**Given exercise:** Filter these entries so that only lines with the word "JSON" remain.
----
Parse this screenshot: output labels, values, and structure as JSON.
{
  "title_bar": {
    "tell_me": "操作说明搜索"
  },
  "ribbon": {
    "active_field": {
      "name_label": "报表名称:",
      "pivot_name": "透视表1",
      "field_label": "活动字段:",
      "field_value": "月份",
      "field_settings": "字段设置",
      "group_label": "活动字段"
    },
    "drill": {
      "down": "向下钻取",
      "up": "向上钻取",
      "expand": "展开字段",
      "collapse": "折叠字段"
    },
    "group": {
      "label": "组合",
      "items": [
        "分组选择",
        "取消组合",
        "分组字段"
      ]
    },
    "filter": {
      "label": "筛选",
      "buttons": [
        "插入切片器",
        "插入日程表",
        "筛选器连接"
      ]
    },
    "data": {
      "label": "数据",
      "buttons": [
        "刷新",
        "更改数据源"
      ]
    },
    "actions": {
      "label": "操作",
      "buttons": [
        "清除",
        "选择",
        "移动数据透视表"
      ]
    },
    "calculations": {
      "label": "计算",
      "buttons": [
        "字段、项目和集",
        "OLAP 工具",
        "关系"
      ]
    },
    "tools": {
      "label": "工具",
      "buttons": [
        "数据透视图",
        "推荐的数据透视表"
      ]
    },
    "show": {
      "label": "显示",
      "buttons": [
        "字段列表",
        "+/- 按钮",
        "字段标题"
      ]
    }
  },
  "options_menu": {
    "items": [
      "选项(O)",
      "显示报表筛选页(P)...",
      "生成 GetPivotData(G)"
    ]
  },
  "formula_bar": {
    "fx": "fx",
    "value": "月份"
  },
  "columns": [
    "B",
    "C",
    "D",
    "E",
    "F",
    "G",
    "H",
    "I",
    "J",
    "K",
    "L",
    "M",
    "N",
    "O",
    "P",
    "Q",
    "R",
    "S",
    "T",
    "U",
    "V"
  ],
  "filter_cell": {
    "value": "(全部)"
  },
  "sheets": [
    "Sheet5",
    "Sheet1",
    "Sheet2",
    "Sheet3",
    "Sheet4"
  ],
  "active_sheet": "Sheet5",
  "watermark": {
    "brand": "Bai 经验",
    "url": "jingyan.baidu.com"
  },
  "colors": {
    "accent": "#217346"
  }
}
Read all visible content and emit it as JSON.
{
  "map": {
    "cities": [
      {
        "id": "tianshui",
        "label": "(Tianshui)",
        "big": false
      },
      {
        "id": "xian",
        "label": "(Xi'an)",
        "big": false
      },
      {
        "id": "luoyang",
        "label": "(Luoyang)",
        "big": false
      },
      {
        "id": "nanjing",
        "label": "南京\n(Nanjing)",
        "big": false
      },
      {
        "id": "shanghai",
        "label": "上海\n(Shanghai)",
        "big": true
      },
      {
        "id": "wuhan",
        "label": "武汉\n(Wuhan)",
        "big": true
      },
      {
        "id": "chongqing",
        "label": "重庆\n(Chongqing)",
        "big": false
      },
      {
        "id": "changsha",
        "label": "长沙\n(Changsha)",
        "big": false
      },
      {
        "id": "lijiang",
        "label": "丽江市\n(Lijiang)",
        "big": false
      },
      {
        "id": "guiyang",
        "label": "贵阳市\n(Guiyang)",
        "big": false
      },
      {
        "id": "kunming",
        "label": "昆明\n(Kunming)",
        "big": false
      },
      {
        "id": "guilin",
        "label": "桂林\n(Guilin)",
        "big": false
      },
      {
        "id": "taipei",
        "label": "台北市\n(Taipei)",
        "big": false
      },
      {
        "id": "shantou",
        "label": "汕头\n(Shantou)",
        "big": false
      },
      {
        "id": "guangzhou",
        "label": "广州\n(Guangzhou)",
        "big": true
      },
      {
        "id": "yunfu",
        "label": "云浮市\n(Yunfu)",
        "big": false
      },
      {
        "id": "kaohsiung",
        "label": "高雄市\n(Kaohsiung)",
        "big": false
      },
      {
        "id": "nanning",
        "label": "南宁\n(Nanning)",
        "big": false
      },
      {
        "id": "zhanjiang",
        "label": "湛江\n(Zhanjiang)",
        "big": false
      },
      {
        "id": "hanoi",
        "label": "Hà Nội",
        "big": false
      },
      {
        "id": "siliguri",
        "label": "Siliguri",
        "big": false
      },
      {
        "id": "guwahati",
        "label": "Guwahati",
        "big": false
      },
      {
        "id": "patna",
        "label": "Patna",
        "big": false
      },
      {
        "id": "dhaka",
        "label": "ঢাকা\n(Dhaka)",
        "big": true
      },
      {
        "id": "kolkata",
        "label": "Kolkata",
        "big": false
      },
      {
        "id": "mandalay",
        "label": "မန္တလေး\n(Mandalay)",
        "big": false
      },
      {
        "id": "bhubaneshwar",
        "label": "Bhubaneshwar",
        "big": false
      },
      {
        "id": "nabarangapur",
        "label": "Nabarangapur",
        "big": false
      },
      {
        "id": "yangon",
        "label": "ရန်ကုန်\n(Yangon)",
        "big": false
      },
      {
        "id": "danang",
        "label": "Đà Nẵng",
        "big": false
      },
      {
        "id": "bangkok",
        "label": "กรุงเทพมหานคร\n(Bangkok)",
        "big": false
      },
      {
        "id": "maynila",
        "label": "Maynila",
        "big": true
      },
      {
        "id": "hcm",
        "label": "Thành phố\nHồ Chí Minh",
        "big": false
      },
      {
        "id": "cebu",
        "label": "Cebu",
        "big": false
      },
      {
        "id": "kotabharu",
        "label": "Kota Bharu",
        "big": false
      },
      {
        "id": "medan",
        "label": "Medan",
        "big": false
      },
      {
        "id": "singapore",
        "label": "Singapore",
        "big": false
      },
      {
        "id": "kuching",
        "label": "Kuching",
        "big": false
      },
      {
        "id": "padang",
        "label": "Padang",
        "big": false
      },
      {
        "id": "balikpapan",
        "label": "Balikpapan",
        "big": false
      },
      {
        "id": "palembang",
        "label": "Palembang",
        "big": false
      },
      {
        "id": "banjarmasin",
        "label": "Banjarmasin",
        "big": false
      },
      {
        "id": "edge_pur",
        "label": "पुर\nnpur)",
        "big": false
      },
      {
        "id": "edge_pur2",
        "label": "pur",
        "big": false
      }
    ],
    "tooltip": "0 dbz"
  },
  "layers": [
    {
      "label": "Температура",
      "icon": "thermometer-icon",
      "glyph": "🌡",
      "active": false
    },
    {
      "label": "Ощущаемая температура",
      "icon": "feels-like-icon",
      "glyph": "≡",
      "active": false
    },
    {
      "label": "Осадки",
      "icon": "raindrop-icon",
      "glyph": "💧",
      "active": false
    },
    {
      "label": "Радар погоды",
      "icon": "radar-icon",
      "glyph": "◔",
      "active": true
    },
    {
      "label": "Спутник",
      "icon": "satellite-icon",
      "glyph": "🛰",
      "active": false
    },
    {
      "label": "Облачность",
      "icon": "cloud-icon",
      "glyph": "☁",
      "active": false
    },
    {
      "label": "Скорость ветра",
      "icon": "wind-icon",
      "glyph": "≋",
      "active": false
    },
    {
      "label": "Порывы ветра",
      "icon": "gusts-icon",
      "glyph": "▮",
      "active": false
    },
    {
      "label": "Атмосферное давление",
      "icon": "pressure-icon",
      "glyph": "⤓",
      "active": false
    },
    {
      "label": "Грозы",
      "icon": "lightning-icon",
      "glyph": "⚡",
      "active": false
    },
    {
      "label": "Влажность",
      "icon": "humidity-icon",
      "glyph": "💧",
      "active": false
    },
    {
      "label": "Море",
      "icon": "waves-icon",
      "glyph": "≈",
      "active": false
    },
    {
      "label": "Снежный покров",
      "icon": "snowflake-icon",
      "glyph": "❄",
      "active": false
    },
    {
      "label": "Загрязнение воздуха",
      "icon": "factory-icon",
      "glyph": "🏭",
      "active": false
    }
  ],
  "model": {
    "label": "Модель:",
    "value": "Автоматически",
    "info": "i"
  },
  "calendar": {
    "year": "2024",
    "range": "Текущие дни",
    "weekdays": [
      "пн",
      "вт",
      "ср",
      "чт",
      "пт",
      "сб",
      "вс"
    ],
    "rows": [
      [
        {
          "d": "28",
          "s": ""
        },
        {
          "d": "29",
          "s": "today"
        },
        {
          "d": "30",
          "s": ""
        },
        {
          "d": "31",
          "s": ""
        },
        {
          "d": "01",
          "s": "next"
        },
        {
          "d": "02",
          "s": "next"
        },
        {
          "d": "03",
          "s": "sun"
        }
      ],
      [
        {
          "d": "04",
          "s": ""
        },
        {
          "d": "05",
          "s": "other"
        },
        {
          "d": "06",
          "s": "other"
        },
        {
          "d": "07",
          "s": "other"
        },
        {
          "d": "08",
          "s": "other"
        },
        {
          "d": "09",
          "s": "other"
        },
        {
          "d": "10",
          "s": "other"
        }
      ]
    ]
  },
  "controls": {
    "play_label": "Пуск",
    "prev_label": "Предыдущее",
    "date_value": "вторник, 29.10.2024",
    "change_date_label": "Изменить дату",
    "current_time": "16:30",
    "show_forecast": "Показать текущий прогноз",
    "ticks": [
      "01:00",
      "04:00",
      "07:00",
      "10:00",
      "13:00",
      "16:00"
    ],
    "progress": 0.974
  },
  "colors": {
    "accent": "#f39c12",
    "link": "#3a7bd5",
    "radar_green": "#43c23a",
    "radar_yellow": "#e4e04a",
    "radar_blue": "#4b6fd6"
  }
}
----
**Completed task:**
Parse this screenshot: output labels, values, and structure as JSON.
Read all visible content and emit it as JSON.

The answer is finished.